*Task description*:
Repeat each entry in full, exactly.

*Material supplied*:

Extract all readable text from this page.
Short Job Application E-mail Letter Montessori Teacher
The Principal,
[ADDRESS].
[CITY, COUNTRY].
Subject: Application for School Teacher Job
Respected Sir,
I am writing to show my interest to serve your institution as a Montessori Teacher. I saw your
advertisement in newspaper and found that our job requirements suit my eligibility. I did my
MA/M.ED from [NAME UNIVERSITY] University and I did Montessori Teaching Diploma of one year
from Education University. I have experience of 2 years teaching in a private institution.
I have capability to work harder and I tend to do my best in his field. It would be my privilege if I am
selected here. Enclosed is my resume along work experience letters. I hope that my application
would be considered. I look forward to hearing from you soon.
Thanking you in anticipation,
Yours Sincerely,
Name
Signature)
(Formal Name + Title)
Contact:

*Correct result*:
Extract all readable text from this page.
Short Job Application E-mail Letter Montessori Teacher
The Principal,
[ADDRESS].
[CITY, COUNTRY].
Subject: Application for School Teacher Job
Respected Sir,
I am writing to show my interest to serve your institution as a Montessori Teacher. I saw your
advertisement in newspaper and found that our job requirements suit my eligibility. I did my
MA/M.ED from [NAME UNIVERSITY] University and I did Montessori Teaching Diploma of one year
from Education University. I have experience of 2 years teaching in a private institution.
I have capability to work harder and I tend to do my best in his field. It would be my privilege if I am
selected here. Enclosed is my resume along work experience letters. I hope that my application
would be considered. I look forward to hearing from you soon.
Thanking you in anticipation,
Yours Sincerely,
Name
Signature)
(Formal Name + Title)
Contact:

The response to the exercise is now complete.